> **Exercise description**
Set down all of the entries word for word, omitting the images they contain.

> **Material for this task**

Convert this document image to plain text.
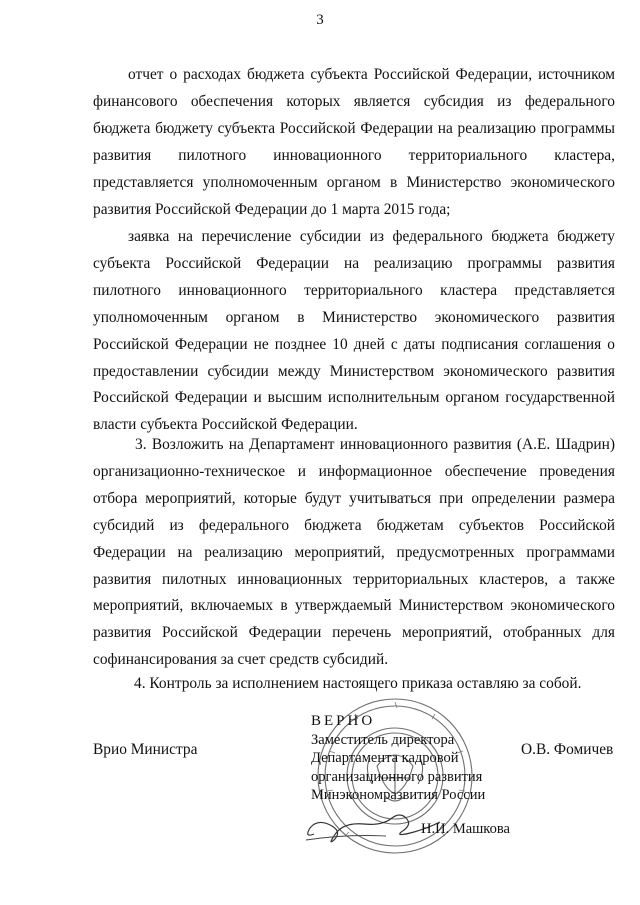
3

отчет о расходах бюджета субъекта Российской Федерации, источником финансового обеспечения которых является субсидия из федерального бюджета бюджету субъекта Российской Федерации на реализацию программы развития пилотного инновационного территориального кластера, представляется уполномоченным органом в Министерство экономического развития Российской Федерации до 1 марта 2015 года;

заявка на перечисление субсидии из федерального бюджета бюджету субъекта Российской Федерации на реализацию программы развития пилотного инновационного территориального кластера представляется уполномоченным органом в Министерство экономического развития Российской Федерации не позднее 10 дней с даты подписания соглашения о предоставлении субсидии между Министерством экономического развития Российской Федерации и высшим исполнительным органом государственной власти субъекта Российской Федерации.

3. Возложить на Департамент инновационного развития (А.Е. Шадрин) организационно-техническое и информационное обеспечение проведения отбора мероприятий, которые будут учитываться при определении размера субсидий из федерального бюджета бюджетам субъектов Российской Федерации на реализацию мероприятий, предусмотренных программами развития пилотных инновационных территориальных кластеров, а также мероприятий, включаемых в утверждаемый Министерством экономического развития Российской Федерации перечень мероприятий, отобранных для софинансирования за счет средств субсидий.

4. Контроль за исполнением настоящего приказа оставляю за собой.

Врио Министра	О.В. Фомичев
ВЕРНО
Заместитель директора
Департамента кадровой
организационного развития
Минэкономразвития России
Н.И. Машкова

> **Exercise response**
Convert this document image to plain text.
3

отчет о расходах бюджета субъекта Российской Федерации, источником финансового обеспечения которых является субсидия из федерального бюджета бюджету субъекта Российской Федерации на реализацию программы развития пилотного инновационного территориального кластера, представляется уполномоченным органом в Министерство экономического развития Российской Федерации до 1 марта 2015 года;

заявка на перечисление субсидии из федерального бюджета бюджету субъекта Российской Федерации на реализацию программы развития пилотного инновационного территориального кластера представляется уполномоченным органом в Министерство экономического развития Российской Федерации не позднее 10 дней с даты подписания соглашения о предоставлении субсидии между Министерством экономического развития Российской Федерации и высшим исполнительным органом государственной власти субъекта Российской Федерации.

3. Возложить на Департамент инновационного развития (А.Е. Шадрин) организационно-техническое и информационное обеспечение проведения отбора мероприятий, которые будут учитываться при определении размера субсидий из федерального бюджета бюджетам субъектов Российской Федерации на реализацию мероприятий, предусмотренных программами развития пилотных инновационных территориальных кластеров, а также мероприятий, включаемых в утверждаемый Министерством экономического развития Российской Федерации перечень мероприятий, отобранных для софинансирования за счет средств субсидий.

4. Контроль за исполнением настоящего приказа оставляю за собой.

Врио Министра	О.В. Фомичев
ВЕРНО
Заместитель директора
Департамента кадровой
организационного развития
Минэкономразвития России
Н.И. Машкова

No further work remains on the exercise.